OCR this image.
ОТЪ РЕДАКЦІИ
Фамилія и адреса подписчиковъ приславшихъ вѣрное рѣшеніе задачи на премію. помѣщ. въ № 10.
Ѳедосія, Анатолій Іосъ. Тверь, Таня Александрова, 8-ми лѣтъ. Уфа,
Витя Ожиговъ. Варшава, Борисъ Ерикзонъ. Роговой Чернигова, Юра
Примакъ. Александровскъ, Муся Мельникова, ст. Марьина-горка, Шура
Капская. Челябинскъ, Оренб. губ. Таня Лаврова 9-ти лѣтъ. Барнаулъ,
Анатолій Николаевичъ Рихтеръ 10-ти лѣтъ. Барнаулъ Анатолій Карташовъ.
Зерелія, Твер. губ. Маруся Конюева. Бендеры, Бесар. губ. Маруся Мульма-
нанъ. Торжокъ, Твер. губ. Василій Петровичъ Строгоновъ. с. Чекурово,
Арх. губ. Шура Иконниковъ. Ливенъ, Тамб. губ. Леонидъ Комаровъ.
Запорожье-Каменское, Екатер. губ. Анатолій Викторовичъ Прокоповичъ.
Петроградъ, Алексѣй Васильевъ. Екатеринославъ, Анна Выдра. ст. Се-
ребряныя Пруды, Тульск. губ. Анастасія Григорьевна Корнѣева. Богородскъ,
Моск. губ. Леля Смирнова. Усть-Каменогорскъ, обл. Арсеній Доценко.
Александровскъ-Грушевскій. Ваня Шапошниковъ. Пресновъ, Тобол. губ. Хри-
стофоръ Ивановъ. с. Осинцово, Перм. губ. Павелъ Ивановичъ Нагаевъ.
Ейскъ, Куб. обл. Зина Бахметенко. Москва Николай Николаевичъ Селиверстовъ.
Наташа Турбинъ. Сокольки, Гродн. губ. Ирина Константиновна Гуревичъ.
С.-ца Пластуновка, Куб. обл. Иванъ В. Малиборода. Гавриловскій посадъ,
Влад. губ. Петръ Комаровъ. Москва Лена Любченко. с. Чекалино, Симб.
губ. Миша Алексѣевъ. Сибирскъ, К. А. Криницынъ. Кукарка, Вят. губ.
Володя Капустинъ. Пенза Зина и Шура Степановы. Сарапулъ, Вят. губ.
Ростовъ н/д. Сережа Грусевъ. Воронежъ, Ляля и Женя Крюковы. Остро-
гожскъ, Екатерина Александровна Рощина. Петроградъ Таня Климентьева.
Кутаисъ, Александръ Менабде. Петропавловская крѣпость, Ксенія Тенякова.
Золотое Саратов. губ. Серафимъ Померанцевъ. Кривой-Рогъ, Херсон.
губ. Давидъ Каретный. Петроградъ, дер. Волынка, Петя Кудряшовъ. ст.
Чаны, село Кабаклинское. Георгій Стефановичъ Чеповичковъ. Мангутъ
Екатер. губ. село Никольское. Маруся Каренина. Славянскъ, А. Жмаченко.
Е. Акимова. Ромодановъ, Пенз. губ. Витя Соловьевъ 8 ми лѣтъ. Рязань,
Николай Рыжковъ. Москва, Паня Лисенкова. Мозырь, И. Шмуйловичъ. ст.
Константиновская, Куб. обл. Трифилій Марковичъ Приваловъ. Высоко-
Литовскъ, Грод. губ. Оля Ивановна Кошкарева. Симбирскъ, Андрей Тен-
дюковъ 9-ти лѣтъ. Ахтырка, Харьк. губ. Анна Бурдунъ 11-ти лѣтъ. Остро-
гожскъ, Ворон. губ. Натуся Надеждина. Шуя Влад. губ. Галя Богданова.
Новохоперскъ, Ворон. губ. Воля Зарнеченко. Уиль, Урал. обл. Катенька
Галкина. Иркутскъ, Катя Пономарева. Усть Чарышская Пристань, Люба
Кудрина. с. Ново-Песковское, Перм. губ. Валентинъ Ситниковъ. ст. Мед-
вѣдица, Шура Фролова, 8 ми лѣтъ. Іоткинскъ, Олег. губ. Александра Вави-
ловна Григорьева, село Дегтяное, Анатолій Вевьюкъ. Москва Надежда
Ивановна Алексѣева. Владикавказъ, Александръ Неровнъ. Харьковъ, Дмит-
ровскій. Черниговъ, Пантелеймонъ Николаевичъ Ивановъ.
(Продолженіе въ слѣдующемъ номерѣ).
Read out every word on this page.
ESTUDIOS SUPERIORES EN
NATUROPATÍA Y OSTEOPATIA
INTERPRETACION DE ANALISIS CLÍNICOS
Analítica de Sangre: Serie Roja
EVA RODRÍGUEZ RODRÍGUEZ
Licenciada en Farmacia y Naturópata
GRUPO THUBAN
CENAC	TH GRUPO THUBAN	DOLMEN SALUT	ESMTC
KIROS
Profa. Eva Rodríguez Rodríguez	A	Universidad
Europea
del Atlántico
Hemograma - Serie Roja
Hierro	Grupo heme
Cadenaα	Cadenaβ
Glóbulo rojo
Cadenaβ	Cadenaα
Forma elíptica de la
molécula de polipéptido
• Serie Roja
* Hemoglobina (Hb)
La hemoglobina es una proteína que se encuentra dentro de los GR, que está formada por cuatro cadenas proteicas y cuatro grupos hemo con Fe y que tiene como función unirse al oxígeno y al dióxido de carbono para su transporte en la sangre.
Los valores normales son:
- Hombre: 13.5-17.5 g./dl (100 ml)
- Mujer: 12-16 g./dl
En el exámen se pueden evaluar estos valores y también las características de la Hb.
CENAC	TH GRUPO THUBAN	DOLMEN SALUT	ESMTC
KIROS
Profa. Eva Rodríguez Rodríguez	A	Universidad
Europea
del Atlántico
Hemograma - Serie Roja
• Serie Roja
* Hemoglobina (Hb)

**GIVEN INSTRUCTION:** Output all preceding records character for character.

**EXERCISE OUTPUT:**
OCR this image.
ОТЪ РЕДАКЦІИ
Фамилія и адреса подписчиковъ приславшихъ вѣрное рѣшеніе задачи на премію. помѣщ. въ № 10.
Ѳедосія, Анатолій Іосъ. Тверь, Таня Александрова, 8-ми лѣтъ. Уфа,
Витя Ожиговъ. Варшава, Борисъ Ерикзонъ. Роговой Чернигова, Юра
Примакъ. Александровскъ, Муся Мельникова, ст. Марьина-горка, Шура
Капская. Челябинскъ, Оренб. губ. Таня Лаврова 9-ти лѣтъ. Барнаулъ,
Анатолій Николаевичъ Рихтеръ 10-ти лѣтъ. Барнаулъ Анатолій Карташовъ.
Зерелія, Твер. губ. Маруся Конюева. Бендеры, Бесар. губ. Маруся Мульма-
нанъ. Торжокъ, Твер. губ. Василій Петровичъ Строгоновъ. с. Чекурово,
Арх. губ. Шура Иконниковъ. Ливенъ, Тамб. губ. Леонидъ Комаровъ.
Запорожье-Каменское, Екатер. губ. Анатолій Викторовичъ Прокоповичъ.
Петроградъ, Алексѣй Васильевъ. Екатеринославъ, Анна Выдра. ст. Се-
ребряныя Пруды, Тульск. губ. Анастасія Григорьевна Корнѣева. Богородскъ,
Моск. губ. Леля Смирнова. Усть-Каменогорскъ, обл. Арсеній Доценко.
Александровскъ-Грушевскій. Ваня Шапошниковъ. Пресновъ, Тобол. губ. Хри-
стофоръ Ивановъ. с. Осинцово, Перм. губ. Павелъ Ивановичъ Нагаевъ.
Ейскъ, Куб. обл. Зина Бахметенко. Москва Николай Николаевичъ Селиверстовъ.
Наташа Турбинъ. Сокольки, Гродн. губ. Ирина Константиновна Гуревичъ.
С.-ца Пластуновка, Куб. обл. Иванъ В. Малиборода. Гавриловскій посадъ,
Влад. губ. Петръ Комаровъ. Москва Лена Любченко. с. Чекалино, Симб.
губ. Миша Алексѣевъ. Сибирскъ, К. А. Криницынъ. Кукарка, Вят. губ.
Володя Капустинъ. Пенза Зина и Шура Степановы. Сарапулъ, Вят. губ.
Ростовъ н/д. Сережа Грусевъ. Воронежъ, Ляля и Женя Крюковы. Остро-
гожскъ, Екатерина Александровна Рощина. Петроградъ Таня Климентьева.
Кутаисъ, Александръ Менабде. Петропавловская крѣпость, Ксенія Тенякова.
Золотое Саратов. губ. Серафимъ Померанцевъ. Кривой-Рогъ, Херсон.
губ. Давидъ Каретный. Петроградъ, дер. Волынка, Петя Кудряшовъ. ст.
Чаны, село Кабаклинское. Георгій Стефановичъ Чеповичковъ. Мангутъ
Екатер. губ. село Никольское. Маруся Каренина. Славянскъ, А. Жмаченко.
Е. Акимова. Ромодановъ, Пенз. губ. Витя Соловьевъ 8 ми лѣтъ. Рязань,
Николай Рыжковъ. Москва, Паня Лисенкова. Мозырь, И. Шмуйловичъ. ст.
Константиновская, Куб. обл. Трифилій Марковичъ Приваловъ. Высоко-
Литовскъ, Грод. губ. Оля Ивановна Кошкарева. Симбирскъ, Андрей Тен-
дюковъ 9-ти лѣтъ. Ахтырка, Харьк. губ. Анна Бурдунъ 11-ти лѣтъ. Остро-
гожскъ, Ворон. губ. Натуся Надеждина. Шуя Влад. губ. Галя Богданова.
Новохоперскъ, Ворон. губ. Воля Зарнеченко. Уиль, Урал. обл. Катенька
Галкина. Иркутскъ, Катя Пономарева. Усть Чарышская Пристань, Люба
Кудрина. с. Ново-Песковское, Перм. губ. Валентинъ Ситниковъ. ст. Мед-
вѣдица, Шура Фролова, 8 ми лѣтъ. Іоткинскъ, Олег. губ. Александра Вави-
ловна Григорьева, село Дегтяное, Анатолій Вевьюкъ. Москва Надежда
Ивановна Алексѣева. Владикавказъ, Александръ Неровнъ. Харьковъ, Дмит-
ровскій. Черниговъ, Пантелеймонъ Николаевичъ Ивановъ.
(Продолженіе въ слѣдующемъ номерѣ).
Read out every word on this page.
ESTUDIOS SUPERIORES EN
NATUROPATÍA Y OSTEOPATIA
INTERPRETACION DE ANALISIS CLÍNICOS
Analítica de Sangre: Serie Roja
EVA RODRÍGUEZ RODRÍGUEZ
Licenciada en Farmacia y Naturópata
GRUPO THUBAN
CENAC	TH GRUPO THUBAN	DOLMEN SALUT	ESMTC
KIROS
Profa. Eva Rodríguez Rodríguez	A	Universidad
Europea
del Atlántico
Hemograma - Serie Roja
Hierro	Grupo heme
Cadenaα	Cadenaβ
Glóbulo rojo
Cadenaβ	Cadenaα
Forma elíptica de la
molécula de polipéptido
• Serie Roja
* Hemoglobina (Hb)
La hemoglobina es una proteína que se encuentra dentro de los GR, que está formada por cuatro cadenas proteicas y cuatro grupos hemo con Fe y que tiene como función unirse al oxígeno y al dióxido de carbono para su transporte en la sangre.
Los valores normales son:
- Hombre: 13.5-17.5 g./dl (100 ml)
- Mujer: 12-16 g./dl
En el exámen se pueden evaluar estos valores y también las características de la Hb.
CENAC	TH GRUPO THUBAN	DOLMEN SALUT	ESMTC
KIROS
Profa. Eva Rodríguez Rodríguez	A	Universidad
Europea
del Atlántico
Hemograma - Serie Roja
• Serie Roja
* Hemoglobina (Hb)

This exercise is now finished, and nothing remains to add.